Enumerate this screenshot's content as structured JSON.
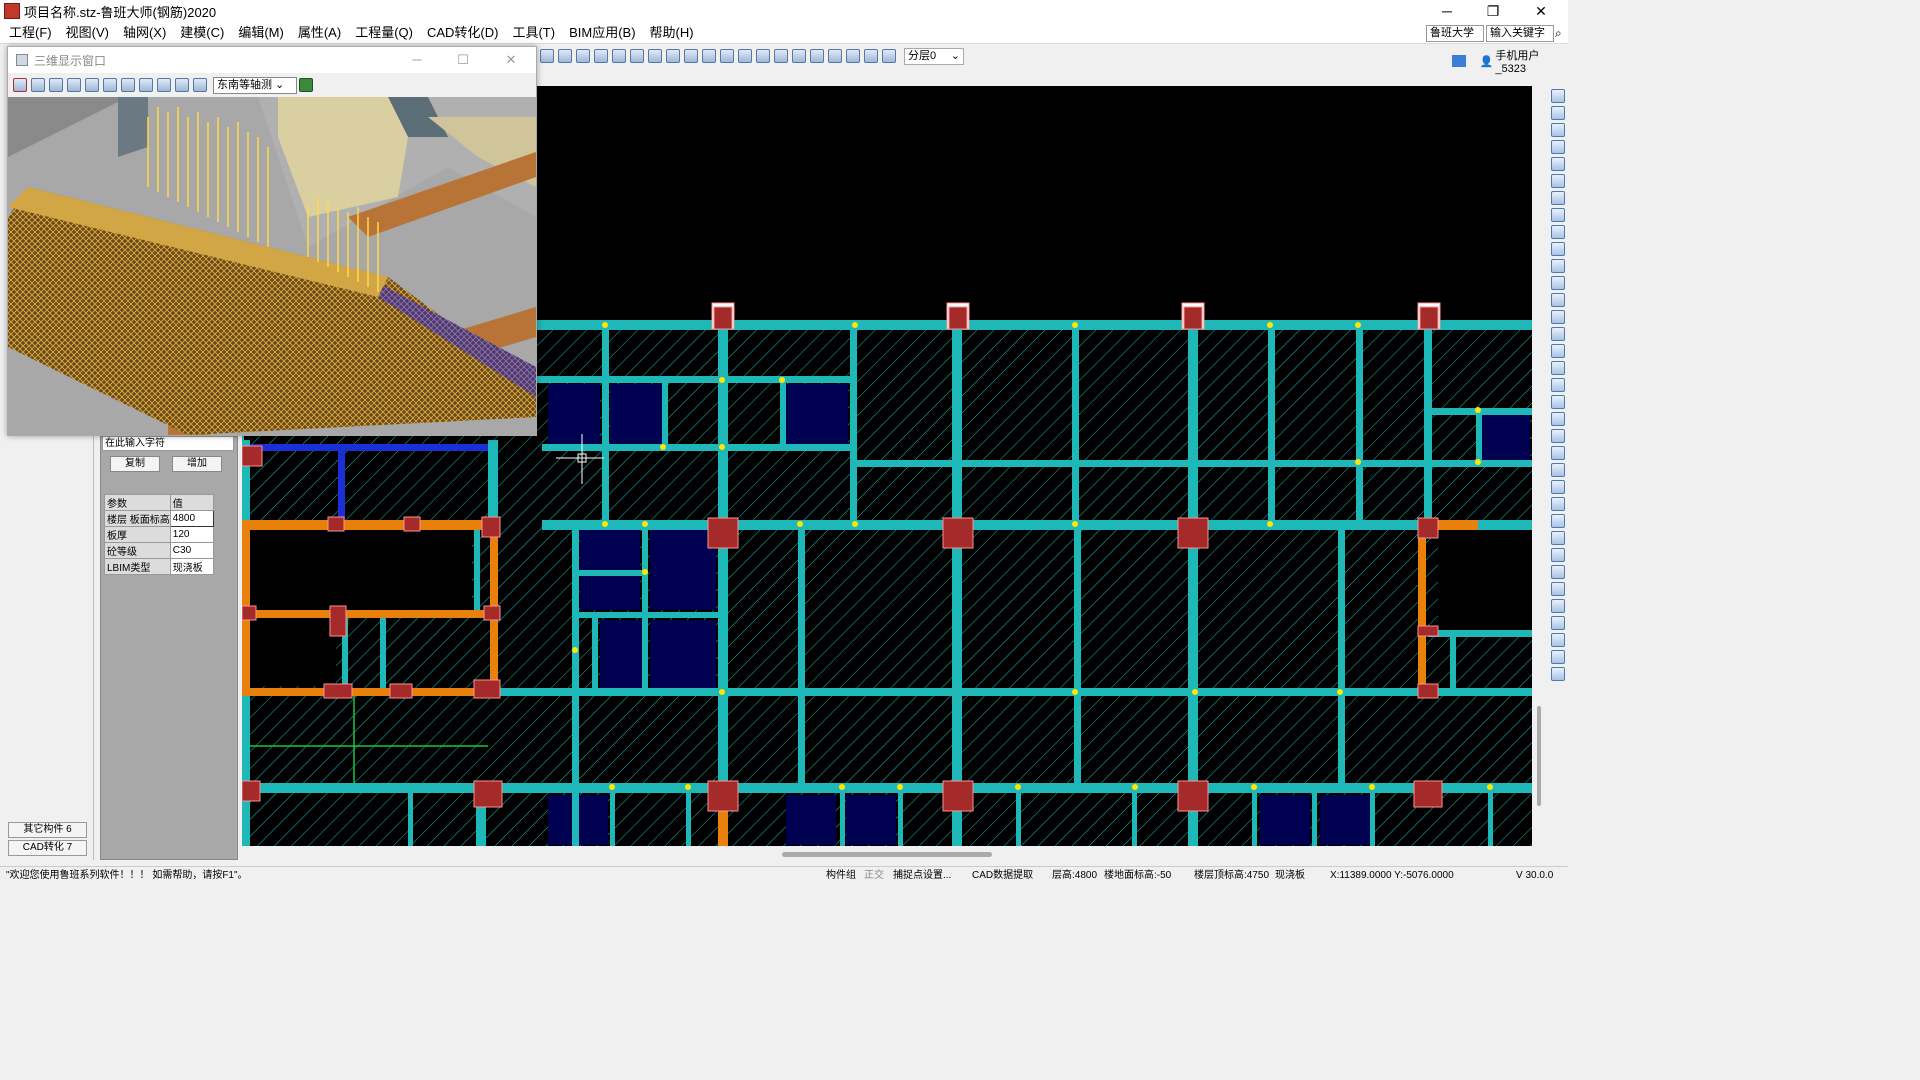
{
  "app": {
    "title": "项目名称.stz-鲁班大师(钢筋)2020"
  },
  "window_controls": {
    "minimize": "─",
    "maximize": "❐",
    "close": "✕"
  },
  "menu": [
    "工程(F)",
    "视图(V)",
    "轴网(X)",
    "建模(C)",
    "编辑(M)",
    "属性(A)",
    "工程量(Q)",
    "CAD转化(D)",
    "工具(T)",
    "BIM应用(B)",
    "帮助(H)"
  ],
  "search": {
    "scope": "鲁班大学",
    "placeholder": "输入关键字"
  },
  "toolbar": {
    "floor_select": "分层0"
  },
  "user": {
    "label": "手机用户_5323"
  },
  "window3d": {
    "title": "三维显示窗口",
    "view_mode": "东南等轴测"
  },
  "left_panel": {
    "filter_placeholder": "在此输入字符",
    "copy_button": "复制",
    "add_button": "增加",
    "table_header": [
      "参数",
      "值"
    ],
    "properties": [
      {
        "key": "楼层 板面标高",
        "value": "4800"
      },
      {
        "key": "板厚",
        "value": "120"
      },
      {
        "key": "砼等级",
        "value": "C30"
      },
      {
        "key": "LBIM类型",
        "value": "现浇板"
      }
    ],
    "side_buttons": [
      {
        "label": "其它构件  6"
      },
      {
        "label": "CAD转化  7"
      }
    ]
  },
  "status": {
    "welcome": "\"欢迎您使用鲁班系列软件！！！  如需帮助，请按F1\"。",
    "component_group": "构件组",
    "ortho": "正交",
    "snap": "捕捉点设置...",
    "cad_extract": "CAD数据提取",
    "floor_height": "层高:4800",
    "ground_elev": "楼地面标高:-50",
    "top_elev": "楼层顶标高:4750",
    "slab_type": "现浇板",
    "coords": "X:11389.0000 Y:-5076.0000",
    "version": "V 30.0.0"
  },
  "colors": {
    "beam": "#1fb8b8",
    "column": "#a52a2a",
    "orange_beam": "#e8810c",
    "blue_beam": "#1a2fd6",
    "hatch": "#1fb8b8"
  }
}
#####
Look for the word "title" and return every line where it occurs.

    "title": "项目名称.stz-鲁班大师(钢筋)2020"
    "title": "三维显示窗口",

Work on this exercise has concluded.